───── RECORDED INFORMATION
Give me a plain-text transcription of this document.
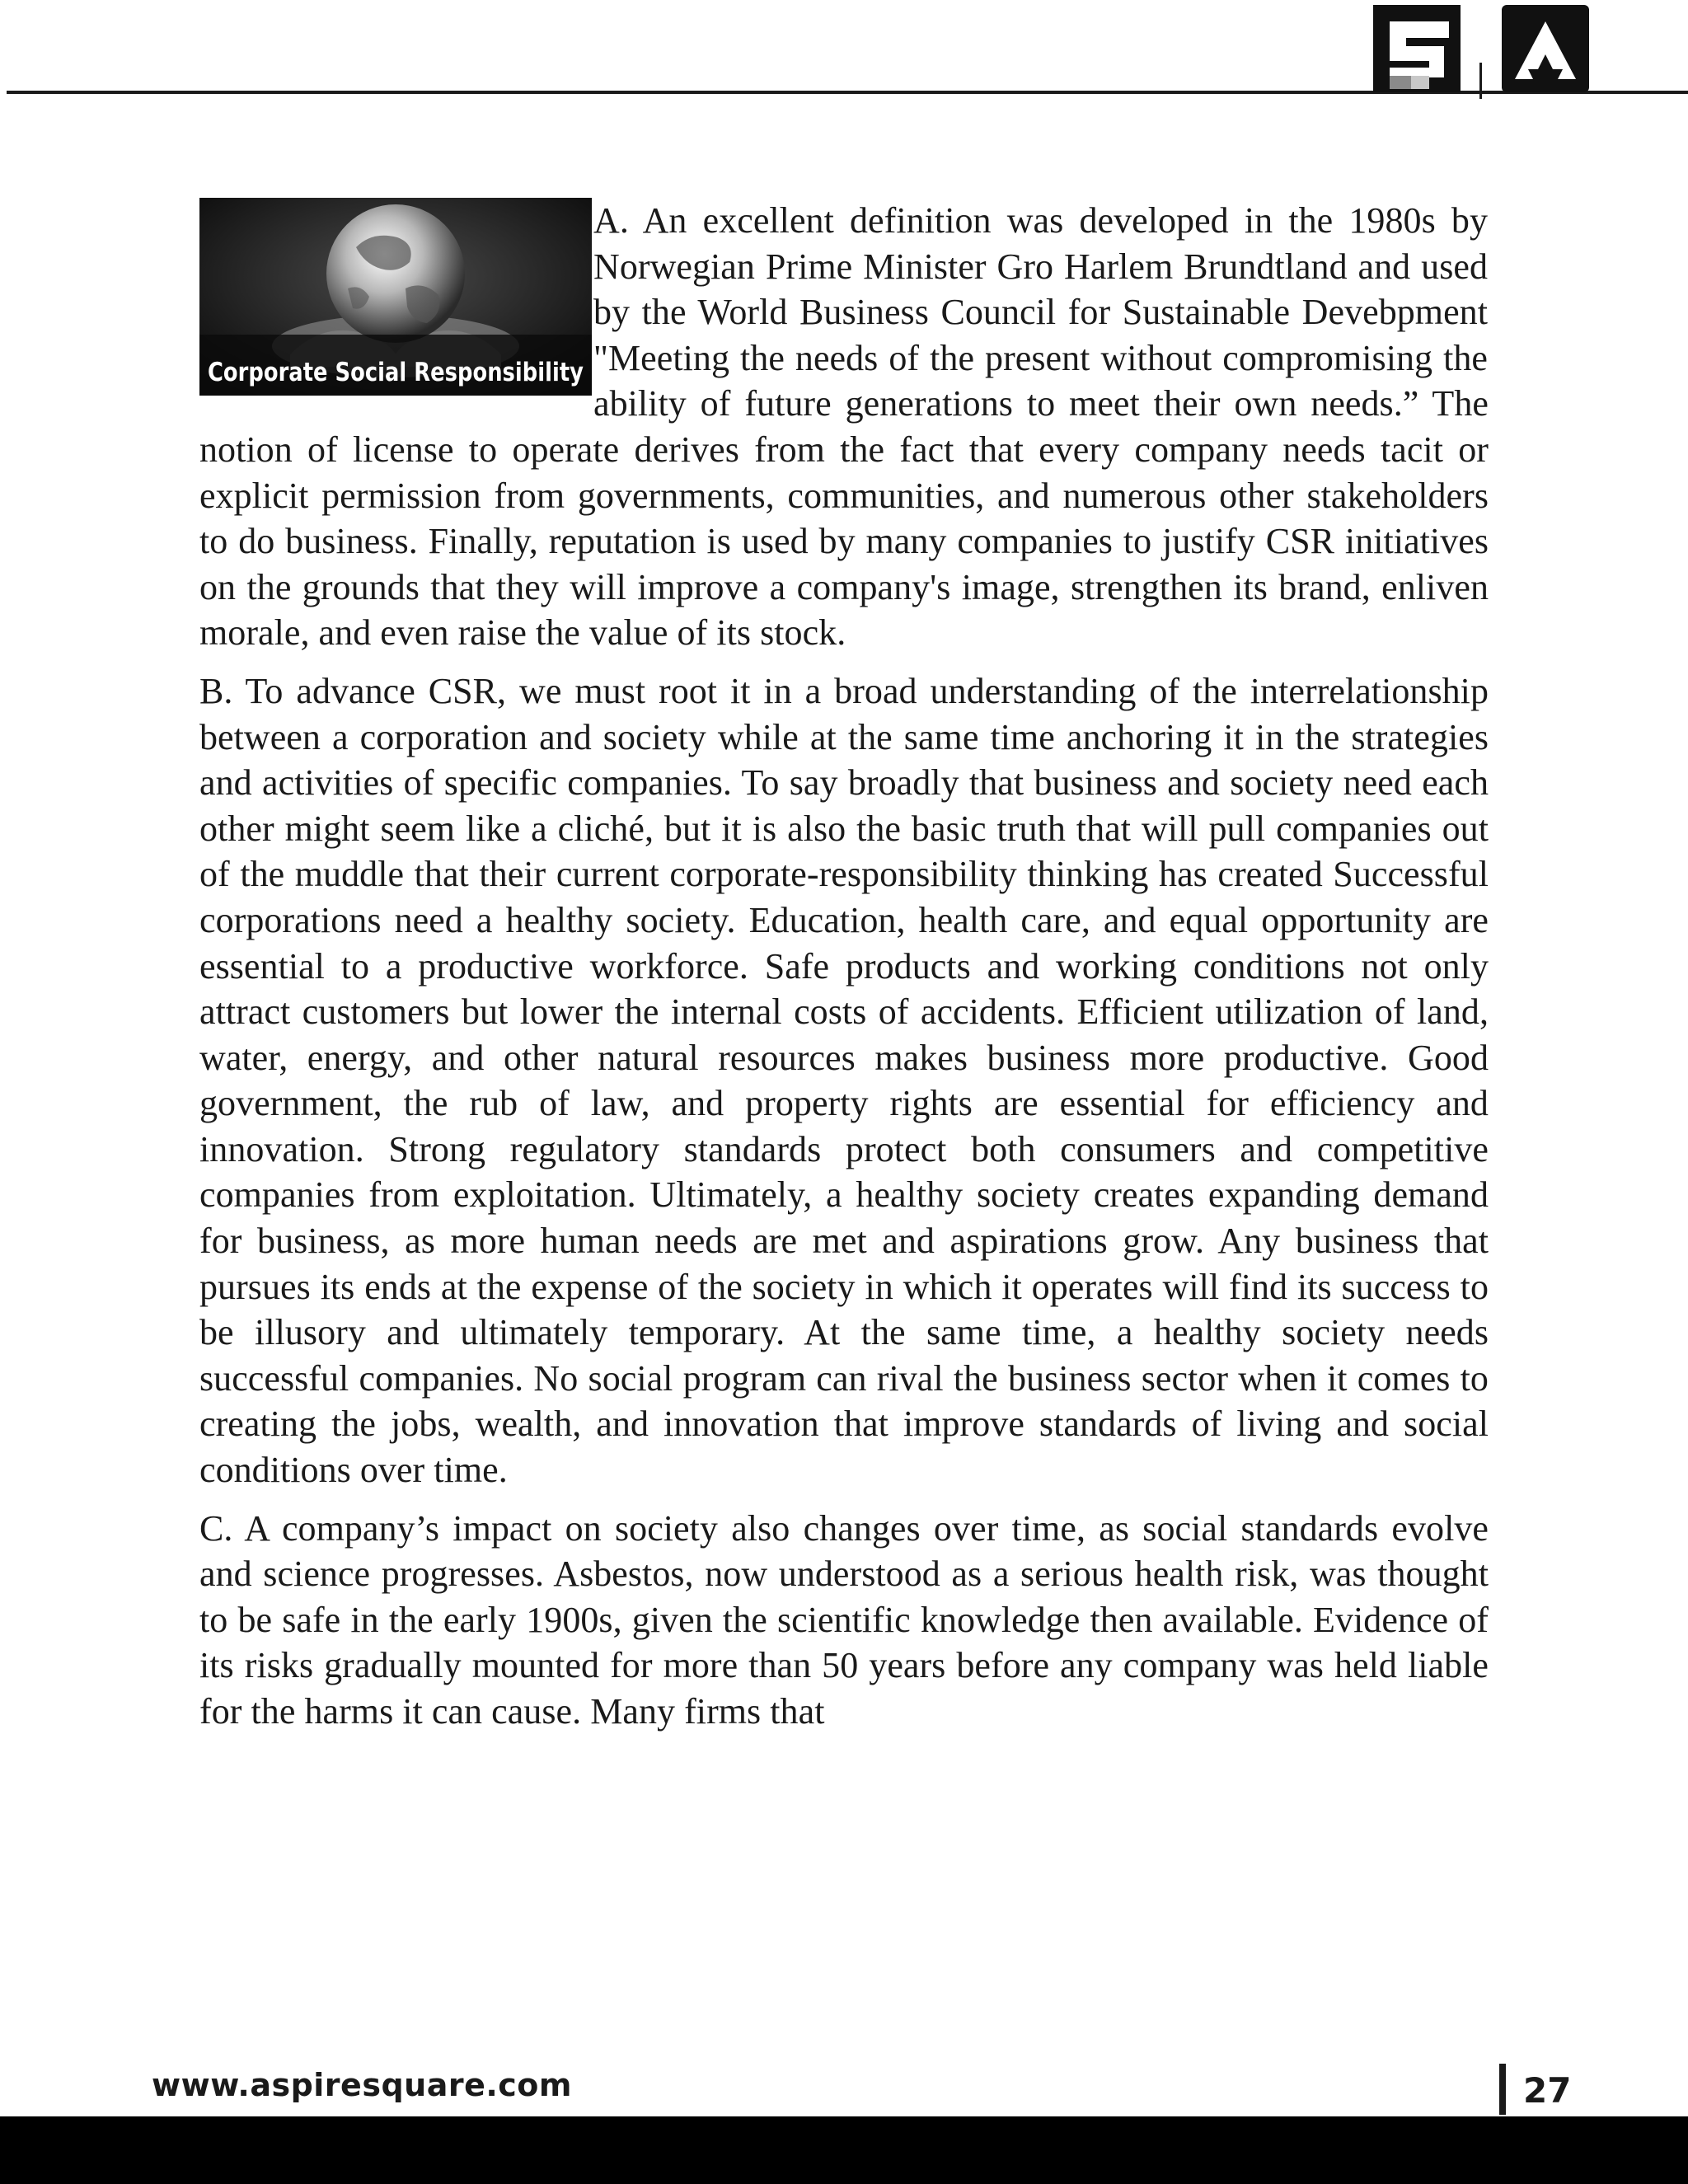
Corporate Social Responsibility

A. An excellent definition was developed in the 1980s by Norwegian Prime Minister Gro Harlem Brundtland and used by the World Business Council for Sustainable Devebpment "Meeting the needs of the present without compromising the ability of future generations to meet their own needs.” The notion of license to operate derives from the fact that every company needs tacit or explicit permission from governments, communities, and numerous other stakeholders to do business. Finally, reputation is used by many companies to justify CSR initiatives on the grounds that they will improve a company's image, strengthen its brand, enliven morale, and even raise the value of its stock.

B. To advance CSR, we must root it in a broad understanding of the interrelationship between a corporation and society while at the same time anchoring it in the strategies and activities of specific companies. To say broadly that business and society need each other might seem like a cliché, but it is also the basic truth that will pull companies out of the muddle that their current corporate-responsibility thinking has created Successful corporations need a healthy society. Education, health care, and equal opportunity are essential to a productive workforce. Safe products and working conditions not only attract customers but lower the internal costs of accidents. Efficient utilization of land, water, energy, and other natural resources makes business more productive. Good government, the rub of law, and property rights are essential for efficiency and innovation. Strong regulatory standards protect both consumers and competitive companies from exploitation. Ultimately, a healthy society creates expanding demand for business, as more human needs are met and aspirations grow. Any business that pursues its ends at the expense of the society in which it operates will find its success to be illusory and ultimately temporary. At the same time, a healthy society needs successful companies. No social program can rival the business sector when it comes to creating the jobs, wealth, and innovation that improve standards of living and social conditions over time.

C. A company’s impact on society also changes over time, as social standards evolve and science progresses. Asbestos, now understood as a serious health risk, was thought to be safe in the early 1900s, given the scientific knowledge then available. Evidence of its risks gradually mounted for more than 50 years before any company was held liable for the harms it can cause. Many firms that

www.aspiresquare.com	27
──────────
== SHORT PROBLEM ==
The material above holds pictures; copy everything else in it exactly.

== THE OUTPUT ==
Give me a plain-text transcription of this document.
Corporate Social Responsibility

A. An excellent definition was developed in the 1980s by Norwegian Prime Minister Gro Harlem Brundtland and used by the World Business Council for Sustainable Devebpment "Meeting the needs of the present without compromising the ability of future generations to meet their own needs.” The notion of license to operate derives from the fact that every company needs tacit or explicit permission from governments, communities, and numerous other stakeholders to do business. Finally, reputation is used by many companies to justify CSR initiatives on the grounds that they will improve a company's image, strengthen its brand, enliven morale, and even raise the value of its stock.

B. To advance CSR, we must root it in a broad understanding of the interrelationship between a corporation and society while at the same time anchoring it in the strategies and activities of specific companies. To say broadly that business and society need each other might seem like a cliché, but it is also the basic truth that will pull companies out of the muddle that their current corporate-responsibility thinking has created Successful corporations need a healthy society. Education, health care, and equal opportunity are essential to a productive workforce. Safe products and working conditions not only attract customers but lower the internal costs of accidents. Efficient utilization of land, water, energy, and other natural resources makes business more productive. Good government, the rub of law, and property rights are essential for efficiency and innovation. Strong regulatory standards protect both consumers and competitive companies from exploitation. Ultimately, a healthy society creates expanding demand for business, as more human needs are met and aspirations grow. Any business that pursues its ends at the expense of the society in which it operates will find its success to be illusory and ultimately temporary. At the same time, a healthy society needs successful companies. No social program can rival the business sector when it comes to creating the jobs, wealth, and innovation that improve standards of living and social conditions over time.

C. A company’s impact on society also changes over time, as social standards evolve and science progresses. Asbestos, now understood as a serious health risk, was thought to be safe in the early 1900s, given the scientific knowledge then available. Evidence of its risks gradually mounted for more than 50 years before any company was held liable for the harms it can cause. Many firms that

www.aspiresquare.com	27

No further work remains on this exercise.